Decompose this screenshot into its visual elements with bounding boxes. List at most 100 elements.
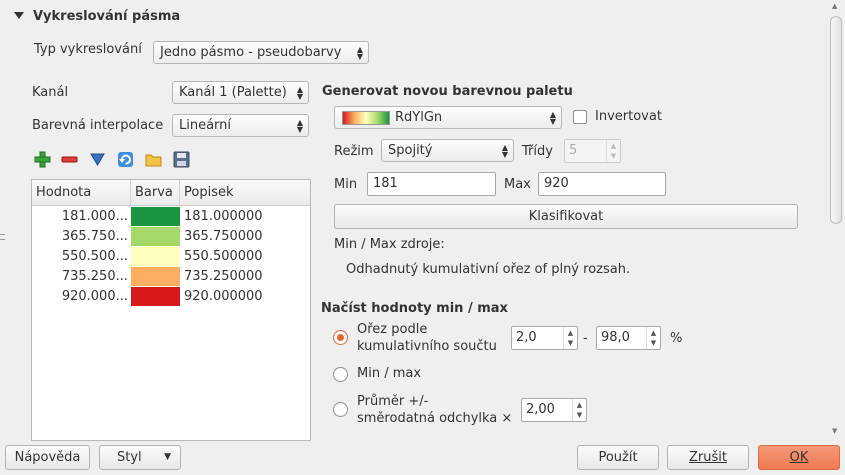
- cumulative-cut-radio[interactable]: [333, 330, 348, 345]
- spin-arrows-icon[interactable]: ▲ ▼: [606, 140, 620, 162]
- help-button[interactable]: Nápověda: [5, 445, 90, 470]
- label-cell[interactable]: 735.250000: [180, 269, 263, 284]
- max-label: Max: [504, 177, 531, 192]
- folder-icon: [145, 154, 161, 166]
- table-header: Hodnota Barva Popisek: [32, 180, 310, 206]
- render-type-select[interactable]: Jedno pásmo - pseudobarvy ▲ ▼: [153, 41, 369, 64]
- ok-button[interactable]: OK: [758, 445, 840, 470]
- load-from-band-button[interactable]: [87, 149, 107, 169]
- value-cell[interactable]: 920.000...: [32, 289, 131, 304]
- value-cell[interactable]: 365.750...: [32, 229, 131, 244]
- spin-arrows-icon[interactable]: ▲ ▼: [572, 399, 586, 421]
- render-type-label: Typ vykreslování: [34, 42, 142, 57]
- minus-icon: [61, 156, 77, 162]
- apply-button[interactable]: Použít: [577, 445, 659, 470]
- label-cell[interactable]: 920.000000: [180, 289, 263, 304]
- style-label: Styl: [117, 450, 142, 465]
- updown-arrow-icon: ▲ ▼: [549, 110, 556, 126]
- vertical-scrollbar[interactable]: ▲ ▼: [829, 0, 843, 440]
- color-swatch[interactable]: [131, 206, 180, 226]
- updown-arrow-icon: ▲ ▼: [296, 85, 303, 101]
- render-type-value: Jedno pásmo - pseudobarvy: [160, 45, 342, 60]
- table-row[interactable]: 365.750... 365.750000: [32, 226, 310, 246]
- cumulative-low-spinbox[interactable]: 2,0 ▲ ▼: [511, 326, 578, 350]
- updown-arrow-icon: ▲ ▼: [501, 143, 508, 159]
- label-cell[interactable]: 550.500000: [180, 249, 263, 264]
- color-ramp-select[interactable]: RdYlGn ▲ ▼: [334, 106, 562, 129]
- remove-entry-button[interactable]: [59, 149, 79, 169]
- color-swatch[interactable]: [131, 286, 180, 306]
- table-row[interactable]: 735.250... 735.250000: [32, 266, 310, 286]
- classes-spinbox[interactable]: 5 ▲ ▼: [564, 139, 621, 163]
- updown-arrow-icon: ▲ ▼: [296, 118, 303, 134]
- cumulative-high-spinbox[interactable]: 98,0 ▲ ▼: [596, 326, 661, 350]
- cumulative-high-value: 98,0: [601, 330, 630, 345]
- column-header-color[interactable]: Barva: [131, 180, 180, 205]
- table-row[interactable]: 181.000... 181.000000: [32, 206, 310, 226]
- refresh-icon: [117, 151, 133, 167]
- minmax-radio[interactable]: [333, 367, 348, 382]
- cumulative-cut-label-2: kumulativního součtu: [357, 339, 497, 354]
- channel-label: Kanál: [32, 85, 69, 100]
- classes-label: Třídy: [522, 144, 553, 159]
- max-input[interactable]: 920: [538, 172, 666, 196]
- value-cell[interactable]: 735.250...: [32, 269, 131, 284]
- stddev-label-1: Průměr +/-: [357, 394, 429, 409]
- stddev-value: 2,00: [526, 402, 555, 417]
- updown-arrow-icon: ▲ ▼: [356, 45, 363, 61]
- table-row[interactable]: 550.500... 550.500000: [32, 246, 310, 266]
- open-file-button[interactable]: [143, 149, 163, 169]
- refresh-button[interactable]: [115, 149, 135, 169]
- scroll-up-icon[interactable]: ▲: [832, 2, 837, 10]
- stddev-spinbox[interactable]: 2,00 ▲ ▼: [521, 398, 587, 422]
- column-header-label[interactable]: Popisek: [180, 180, 310, 205]
- dropdown-arrow-icon: ▼: [164, 452, 171, 462]
- add-entry-button[interactable]: [32, 149, 52, 169]
- invert-label: Invertovat: [595, 109, 662, 124]
- section-header[interactable]: Vykreslování pásma: [14, 9, 180, 24]
- color-ramp-name: RdYlGn: [395, 110, 443, 125]
- color-swatch[interactable]: [131, 226, 180, 246]
- minmax-heading: Načíst hodnoty min / max: [321, 301, 508, 316]
- color-swatch[interactable]: [131, 266, 180, 286]
- cancel-button[interactable]: Zrušit: [667, 445, 749, 470]
- value-cell[interactable]: 550.500...: [32, 249, 131, 264]
- spin-arrows-icon[interactable]: ▲ ▼: [646, 327, 660, 349]
- classify-button[interactable]: Klasifikovat: [334, 204, 798, 229]
- scrollbar-thumb[interactable]: [830, 16, 842, 224]
- color-table[interactable]: Hodnota Barva Popisek 181.000... 181.0000…: [31, 179, 311, 441]
- stddev-label-2: směrodatná odchylka ×: [357, 411, 513, 426]
- label-cell[interactable]: 181.000000: [180, 209, 263, 224]
- collapse-triangle-icon[interactable]: [14, 12, 24, 19]
- minmax-radio-label: Min / max: [357, 366, 422, 381]
- color-swatch[interactable]: [131, 246, 180, 266]
- cumulative-low-value: 2,0: [516, 330, 537, 345]
- section-title: Vykreslování pásma: [33, 9, 181, 24]
- save-file-button[interactable]: [171, 149, 191, 169]
- channel-select[interactable]: Kanál 1 (Palette) ▲ ▼: [172, 81, 309, 104]
- minmax-source-description: Odhadnutý kumulativní ořez of plný rozsa…: [346, 262, 631, 277]
- splitter-handle-icon[interactable]: [0, 234, 5, 240]
- column-header-value[interactable]: Hodnota: [32, 180, 131, 205]
- plus-icon: [34, 151, 50, 167]
- channel-value: Kanál 1 (Palette): [179, 85, 287, 100]
- table-body: 181.000... 181.000000 365.750... 365.750000…: [32, 206, 310, 306]
- save-icon: [173, 151, 189, 167]
- interpolation-value: Lineární: [179, 118, 232, 133]
- interpolation-select[interactable]: Lineární ▲ ▼: [172, 114, 309, 137]
- interpolation-label: Barevná interpolace: [32, 118, 164, 133]
- table-row[interactable]: 920.000... 920.000000: [32, 286, 310, 306]
- invert-checkbox[interactable]: [573, 110, 587, 124]
- cumulative-cut-label-1: Ořez podle: [357, 322, 428, 337]
- spin-arrows-icon[interactable]: ▲ ▼: [563, 327, 577, 349]
- mode-label: Režim: [334, 144, 374, 159]
- palette-heading: Generovat novou barevnou paletu: [322, 84, 573, 99]
- mode-select[interactable]: Spojitý ▲ ▼: [381, 139, 514, 162]
- value-cell[interactable]: 181.000...: [32, 209, 131, 224]
- min-input[interactable]: 181: [367, 172, 496, 196]
- scroll-down-icon[interactable]: ▼: [832, 427, 837, 435]
- stddev-radio[interactable]: [333, 402, 348, 417]
- label-cell[interactable]: 365.750000: [180, 229, 263, 244]
- style-button[interactable]: Styl ▼: [99, 445, 181, 470]
- percent-unit: %: [670, 331, 683, 346]
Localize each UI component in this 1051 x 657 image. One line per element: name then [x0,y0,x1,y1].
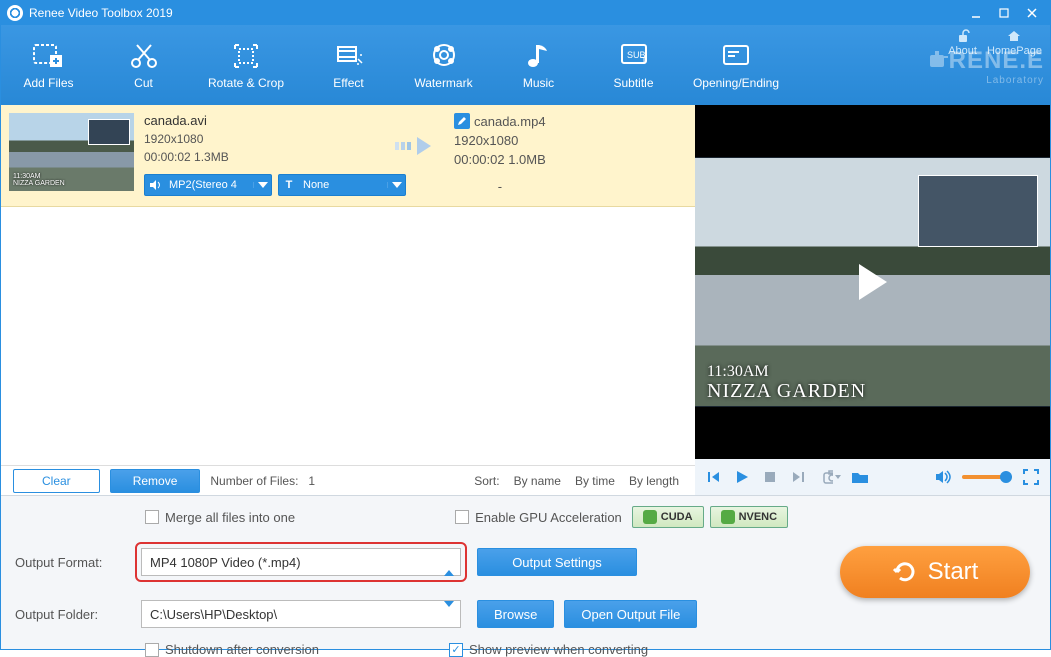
chevron-down-icon [387,182,405,188]
toolbar-right: About HomePage [948,29,1042,57]
volume-button[interactable] [934,468,952,486]
output-folder-dropdown[interactable]: C:\Users\HP\Desktop\ [141,600,461,628]
effect-button[interactable]: Effect [301,25,396,105]
minimize-button[interactable] [964,4,988,22]
edit-output-name-button[interactable] [454,113,470,129]
input-file-name: canada.avi [144,113,384,128]
gpu-checkbox[interactable]: Enable GPU Acceleration [455,510,622,525]
file-thumbnail: 11:30AMNIZZA GARDEN [9,113,134,191]
effect-label: Effect [333,76,363,90]
app-logo-icon [7,5,23,21]
input-file-meta: 00:00:02 1.3MB [144,150,384,164]
file-list: 11:30AMNIZZA GARDEN canada.avi 1920x1080… [1,105,695,495]
preview-place-overlay: NIZZA GARDEN [707,380,866,403]
subtitle-icon: SUBT [617,40,651,70]
list-footer: Clear Remove Number of Files: 1 Sort: By… [1,465,695,495]
refresh-icon [892,559,918,585]
watermark-label: Watermark [414,76,472,90]
text-icon: T [279,179,299,191]
opening-ending-button[interactable]: Opening/Ending [681,25,791,105]
svg-text:T: T [641,56,647,67]
arrow-icon [384,133,444,159]
titlebar: Renee Video Toolbox 2019 [1,1,1050,25]
music-button[interactable]: Music [491,25,586,105]
rotate-crop-label: Rotate & Crop [208,76,284,90]
watermark-icon [427,40,461,70]
add-files-label: Add Files [23,76,73,90]
sort-by-name[interactable]: By name [510,474,565,488]
output-format-label: Output Format: [15,555,125,570]
audio-track-dropdown[interactable]: MP2(Stereo 4 [144,174,272,196]
effect-icon [332,40,366,70]
output-subtitle: - [454,179,546,194]
merge-checkbox[interactable]: Merge all files into one [145,510,295,525]
bottom-panel: Merge all files into one Enable GPU Acce… [1,495,1050,649]
fullscreen-button[interactable] [1022,468,1040,486]
subtitle-label: Subtitle [613,76,653,90]
homepage-button[interactable]: HomePage [987,29,1042,57]
subtitle-button[interactable]: SUBT Subtitle [586,25,681,105]
app-title: Renee Video Toolbox 2019 [29,6,960,20]
watermark-button[interactable]: Watermark [396,25,491,105]
subtitle-track-dropdown[interactable]: T None [278,174,406,196]
play-overlay-icon [859,264,887,300]
speaker-icon [145,179,165,191]
open-output-file-button[interactable]: Open Output File [564,600,697,628]
sort-label: Sort: [470,474,503,488]
output-folder-label: Output Folder: [15,607,125,622]
music-icon [522,40,556,70]
output-file-info: canada.mp4 1920x1080 00:00:02 1.0MB - [454,113,546,194]
play-button[interactable] [733,468,751,486]
nvenc-badge: NVENC [710,506,789,528]
prev-button[interactable] [705,468,723,486]
clear-button[interactable]: Clear [13,469,100,493]
next-button[interactable] [789,468,807,486]
preview-video[interactable]: 11:30AM NIZZA GARDEN [695,105,1050,459]
rotate-crop-button[interactable]: Rotate & Crop [191,25,301,105]
output-settings-button[interactable]: Output Settings [477,548,637,576]
cut-button[interactable]: Cut [96,25,191,105]
opening-ending-icon [719,40,753,70]
cuda-badge: CUDA [632,506,704,528]
file-count-label: Number of Files: [210,474,298,488]
main-area: 11:30AMNIZZA GARDEN canada.avi 1920x1080… [1,105,1050,495]
add-files-button[interactable]: Add Files [1,25,96,105]
preview-controls [695,459,1050,495]
output-format-highlight: MP4 1080P Video (*.mp4) [135,542,467,582]
browse-button[interactable]: Browse [477,600,554,628]
opening-ending-label: Opening/Ending [693,76,779,90]
output-file-meta: 00:00:02 1.0MB [454,152,546,167]
music-label: Music [523,76,554,90]
file-row[interactable]: 11:30AMNIZZA GARDEN canada.avi 1920x1080… [1,105,695,207]
main-toolbar: Add Files Cut Rotate & Crop Effect Water… [1,25,1050,105]
input-file-info: canada.avi 1920x1080 00:00:02 1.3MB MP2(… [144,113,384,196]
cut-icon [127,40,161,70]
open-file-button[interactable] [851,468,869,486]
preview-time-overlay: 11:30AM [707,363,769,381]
start-button[interactable]: Start [840,546,1030,598]
maximize-button[interactable] [992,4,1016,22]
output-file-name: canada.mp4 [474,114,546,129]
stop-button[interactable] [761,468,779,486]
chevron-down-icon [253,182,271,188]
cut-label: Cut [134,76,153,90]
output-file-resolution: 1920x1080 [454,133,546,148]
remove-button[interactable]: Remove [110,469,201,493]
preview-panel: 11:30AM NIZZA GARDEN [695,105,1050,495]
snapshot-button[interactable] [823,468,841,486]
sort-by-time[interactable]: By time [571,474,619,488]
rotate-crop-icon [229,40,263,70]
add-files-icon [32,40,66,70]
about-button[interactable]: About [948,29,977,57]
input-file-resolution: 1920x1080 [144,132,384,146]
close-button[interactable] [1020,4,1044,22]
output-format-dropdown[interactable]: MP4 1080P Video (*.mp4) [141,548,461,576]
volume-slider[interactable] [962,475,1012,479]
sort-by-length[interactable]: By length [625,474,683,488]
file-count: 1 [308,474,315,488]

------------------------------------------------

> [TASK]
Turn the lines of the data into a JSON list of strings, one string per line. Begin at the line that contains "- cumulative-cut-radio[interactable]: [333, 330, 348, 345]" and stop after the line that contains "- folder-icon: [145, 154, 161, 166]".

> [PROBLEM SOLUTION]
[
  "- cumulative-cut-radio[interactable]: [333, 330, 348, 345]",
  "- spin-arrows-icon[interactable]: ▲ ▼: [606, 140, 620, 162]",
  "- help-button[interactable]: Nápověda: [5, 445, 90, 470]",
  "- label-cell[interactable]: 735.250000: [180, 269, 263, 284]",
  "- max-label: Max: [504, 177, 531, 192]",
  "- folder-icon: [145, 154, 161, 166]"
]